Exercise task:
Your task is to locate every line holding the string "color" and to copy each of them.

Available records:
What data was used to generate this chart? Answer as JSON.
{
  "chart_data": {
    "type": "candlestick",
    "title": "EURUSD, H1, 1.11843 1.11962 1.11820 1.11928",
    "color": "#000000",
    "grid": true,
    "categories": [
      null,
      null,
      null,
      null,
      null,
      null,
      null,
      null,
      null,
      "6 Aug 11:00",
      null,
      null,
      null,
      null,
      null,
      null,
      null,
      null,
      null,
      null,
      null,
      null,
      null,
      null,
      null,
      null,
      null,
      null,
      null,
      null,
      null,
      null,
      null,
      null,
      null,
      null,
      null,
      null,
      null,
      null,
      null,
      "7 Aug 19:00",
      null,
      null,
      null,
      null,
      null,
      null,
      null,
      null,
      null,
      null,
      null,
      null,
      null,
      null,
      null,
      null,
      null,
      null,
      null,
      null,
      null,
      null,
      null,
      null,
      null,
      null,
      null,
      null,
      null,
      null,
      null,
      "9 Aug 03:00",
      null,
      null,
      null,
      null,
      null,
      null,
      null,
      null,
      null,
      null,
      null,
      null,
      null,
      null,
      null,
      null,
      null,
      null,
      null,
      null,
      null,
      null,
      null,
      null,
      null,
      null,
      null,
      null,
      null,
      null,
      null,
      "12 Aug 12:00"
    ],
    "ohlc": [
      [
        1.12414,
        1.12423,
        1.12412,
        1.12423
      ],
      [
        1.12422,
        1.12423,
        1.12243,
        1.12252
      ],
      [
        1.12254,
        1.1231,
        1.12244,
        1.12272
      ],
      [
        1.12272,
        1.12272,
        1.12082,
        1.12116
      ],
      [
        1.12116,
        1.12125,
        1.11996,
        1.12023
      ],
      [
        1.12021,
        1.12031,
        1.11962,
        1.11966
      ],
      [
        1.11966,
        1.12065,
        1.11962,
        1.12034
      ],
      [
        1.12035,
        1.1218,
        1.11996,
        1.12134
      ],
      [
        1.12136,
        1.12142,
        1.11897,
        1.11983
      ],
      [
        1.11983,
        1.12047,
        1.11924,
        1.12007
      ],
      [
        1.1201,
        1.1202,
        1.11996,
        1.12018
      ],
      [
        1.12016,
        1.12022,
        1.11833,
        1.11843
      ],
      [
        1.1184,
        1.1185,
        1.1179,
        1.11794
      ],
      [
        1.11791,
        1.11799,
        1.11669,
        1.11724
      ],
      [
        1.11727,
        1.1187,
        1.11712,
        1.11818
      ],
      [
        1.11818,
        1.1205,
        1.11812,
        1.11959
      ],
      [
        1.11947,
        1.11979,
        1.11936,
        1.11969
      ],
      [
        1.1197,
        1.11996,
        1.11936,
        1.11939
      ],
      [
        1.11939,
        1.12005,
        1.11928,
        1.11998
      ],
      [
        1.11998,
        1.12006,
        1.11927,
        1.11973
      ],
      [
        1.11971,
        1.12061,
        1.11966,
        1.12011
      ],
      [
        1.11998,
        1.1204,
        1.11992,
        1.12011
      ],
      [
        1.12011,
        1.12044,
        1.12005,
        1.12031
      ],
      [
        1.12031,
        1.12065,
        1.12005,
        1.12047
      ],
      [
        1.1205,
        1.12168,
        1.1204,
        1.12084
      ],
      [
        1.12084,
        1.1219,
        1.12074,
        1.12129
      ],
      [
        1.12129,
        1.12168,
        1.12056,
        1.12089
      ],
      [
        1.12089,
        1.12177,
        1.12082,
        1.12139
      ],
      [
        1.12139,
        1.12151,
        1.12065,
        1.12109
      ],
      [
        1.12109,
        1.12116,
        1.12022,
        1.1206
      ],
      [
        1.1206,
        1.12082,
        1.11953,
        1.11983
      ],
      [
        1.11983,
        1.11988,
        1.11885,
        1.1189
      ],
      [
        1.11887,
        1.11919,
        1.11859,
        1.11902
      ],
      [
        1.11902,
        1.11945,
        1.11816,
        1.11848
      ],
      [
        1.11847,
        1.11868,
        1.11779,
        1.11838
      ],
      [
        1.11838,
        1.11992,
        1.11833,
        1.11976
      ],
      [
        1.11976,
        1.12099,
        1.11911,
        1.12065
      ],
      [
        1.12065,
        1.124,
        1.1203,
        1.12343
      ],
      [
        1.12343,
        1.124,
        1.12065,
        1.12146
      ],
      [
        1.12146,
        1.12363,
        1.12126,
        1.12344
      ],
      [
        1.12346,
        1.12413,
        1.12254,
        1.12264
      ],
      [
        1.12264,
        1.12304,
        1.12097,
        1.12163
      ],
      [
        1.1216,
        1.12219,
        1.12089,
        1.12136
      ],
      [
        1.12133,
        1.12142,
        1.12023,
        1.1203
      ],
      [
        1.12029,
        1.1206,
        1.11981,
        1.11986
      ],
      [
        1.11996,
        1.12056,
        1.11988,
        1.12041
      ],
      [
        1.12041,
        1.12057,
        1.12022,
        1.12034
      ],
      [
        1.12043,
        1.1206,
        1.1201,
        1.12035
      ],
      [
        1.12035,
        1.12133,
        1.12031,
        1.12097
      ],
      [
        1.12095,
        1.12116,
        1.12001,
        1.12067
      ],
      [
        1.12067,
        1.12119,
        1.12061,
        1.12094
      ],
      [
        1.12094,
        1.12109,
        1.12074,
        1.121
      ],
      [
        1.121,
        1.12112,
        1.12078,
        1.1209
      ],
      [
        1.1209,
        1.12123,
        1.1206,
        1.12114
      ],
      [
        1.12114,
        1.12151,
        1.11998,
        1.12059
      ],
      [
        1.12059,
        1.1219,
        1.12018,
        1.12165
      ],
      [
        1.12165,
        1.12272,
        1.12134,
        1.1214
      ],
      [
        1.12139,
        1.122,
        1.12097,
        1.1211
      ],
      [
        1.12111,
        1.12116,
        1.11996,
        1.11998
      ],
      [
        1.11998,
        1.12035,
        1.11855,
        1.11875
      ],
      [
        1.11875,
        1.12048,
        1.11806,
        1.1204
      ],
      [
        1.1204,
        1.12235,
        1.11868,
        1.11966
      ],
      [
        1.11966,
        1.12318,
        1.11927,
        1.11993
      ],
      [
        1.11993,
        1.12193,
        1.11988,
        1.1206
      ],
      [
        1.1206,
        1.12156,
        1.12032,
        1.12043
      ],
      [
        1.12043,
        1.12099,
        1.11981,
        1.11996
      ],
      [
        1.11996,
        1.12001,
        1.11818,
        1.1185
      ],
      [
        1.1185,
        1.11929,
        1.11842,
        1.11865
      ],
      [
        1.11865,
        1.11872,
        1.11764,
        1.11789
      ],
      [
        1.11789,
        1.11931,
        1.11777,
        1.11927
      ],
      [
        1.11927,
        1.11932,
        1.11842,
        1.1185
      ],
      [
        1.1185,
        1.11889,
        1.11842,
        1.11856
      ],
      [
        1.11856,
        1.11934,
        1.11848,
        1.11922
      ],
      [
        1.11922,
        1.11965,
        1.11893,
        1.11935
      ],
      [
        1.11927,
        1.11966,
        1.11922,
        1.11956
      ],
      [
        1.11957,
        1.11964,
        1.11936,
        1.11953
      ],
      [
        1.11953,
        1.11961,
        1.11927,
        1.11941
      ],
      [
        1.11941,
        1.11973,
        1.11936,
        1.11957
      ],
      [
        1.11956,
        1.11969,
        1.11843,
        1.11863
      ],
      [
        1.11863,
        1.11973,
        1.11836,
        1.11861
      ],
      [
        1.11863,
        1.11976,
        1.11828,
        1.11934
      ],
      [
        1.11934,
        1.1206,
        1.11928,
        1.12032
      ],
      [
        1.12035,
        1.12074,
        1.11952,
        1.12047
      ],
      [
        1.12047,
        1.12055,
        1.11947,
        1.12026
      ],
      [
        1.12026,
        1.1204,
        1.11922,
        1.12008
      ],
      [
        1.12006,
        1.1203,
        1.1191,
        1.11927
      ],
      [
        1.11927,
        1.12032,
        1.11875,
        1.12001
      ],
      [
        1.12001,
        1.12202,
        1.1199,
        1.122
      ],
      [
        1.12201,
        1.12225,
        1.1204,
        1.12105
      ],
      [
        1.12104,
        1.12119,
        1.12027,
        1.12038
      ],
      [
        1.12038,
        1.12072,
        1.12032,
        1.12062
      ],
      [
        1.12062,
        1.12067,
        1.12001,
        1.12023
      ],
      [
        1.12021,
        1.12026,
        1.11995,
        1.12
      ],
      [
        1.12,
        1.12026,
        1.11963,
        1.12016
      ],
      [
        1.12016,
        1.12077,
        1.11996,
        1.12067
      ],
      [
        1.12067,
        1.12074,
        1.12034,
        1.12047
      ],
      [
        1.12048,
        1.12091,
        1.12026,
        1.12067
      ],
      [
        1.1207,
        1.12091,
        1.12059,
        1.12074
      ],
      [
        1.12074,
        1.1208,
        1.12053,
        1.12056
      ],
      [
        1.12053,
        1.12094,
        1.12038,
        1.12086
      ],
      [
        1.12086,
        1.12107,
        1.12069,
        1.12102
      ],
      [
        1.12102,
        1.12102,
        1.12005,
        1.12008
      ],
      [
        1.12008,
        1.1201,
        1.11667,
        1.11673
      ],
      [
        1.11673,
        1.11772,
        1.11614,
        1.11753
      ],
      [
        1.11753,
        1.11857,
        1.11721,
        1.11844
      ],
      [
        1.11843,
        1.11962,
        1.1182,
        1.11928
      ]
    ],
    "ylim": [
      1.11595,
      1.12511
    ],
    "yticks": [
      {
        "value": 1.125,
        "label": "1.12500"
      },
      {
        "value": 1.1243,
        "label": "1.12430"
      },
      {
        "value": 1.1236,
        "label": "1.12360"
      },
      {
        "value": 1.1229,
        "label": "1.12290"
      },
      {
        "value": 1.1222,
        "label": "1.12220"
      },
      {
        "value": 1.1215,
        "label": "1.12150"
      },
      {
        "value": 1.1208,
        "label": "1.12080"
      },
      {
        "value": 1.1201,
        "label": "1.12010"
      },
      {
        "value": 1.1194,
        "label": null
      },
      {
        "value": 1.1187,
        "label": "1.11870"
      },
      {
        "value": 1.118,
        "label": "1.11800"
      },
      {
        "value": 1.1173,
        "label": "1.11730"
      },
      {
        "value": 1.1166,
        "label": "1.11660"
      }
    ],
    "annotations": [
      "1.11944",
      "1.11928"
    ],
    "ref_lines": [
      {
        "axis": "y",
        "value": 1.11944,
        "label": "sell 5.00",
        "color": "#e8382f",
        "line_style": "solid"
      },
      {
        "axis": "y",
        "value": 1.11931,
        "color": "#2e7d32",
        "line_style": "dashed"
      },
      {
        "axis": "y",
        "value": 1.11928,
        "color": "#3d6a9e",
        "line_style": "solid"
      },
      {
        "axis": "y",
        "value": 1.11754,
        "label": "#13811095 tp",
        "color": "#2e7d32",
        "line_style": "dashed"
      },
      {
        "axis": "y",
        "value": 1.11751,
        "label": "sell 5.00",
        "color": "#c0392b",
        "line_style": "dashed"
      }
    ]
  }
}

Solution to the exercise:
    "color": "#000000",
        "color": "#e8382f",
        "color": "#2e7d32",
        "color": "#3d6a9e",
        "color": "#2e7d32",
        "color": "#c0392b",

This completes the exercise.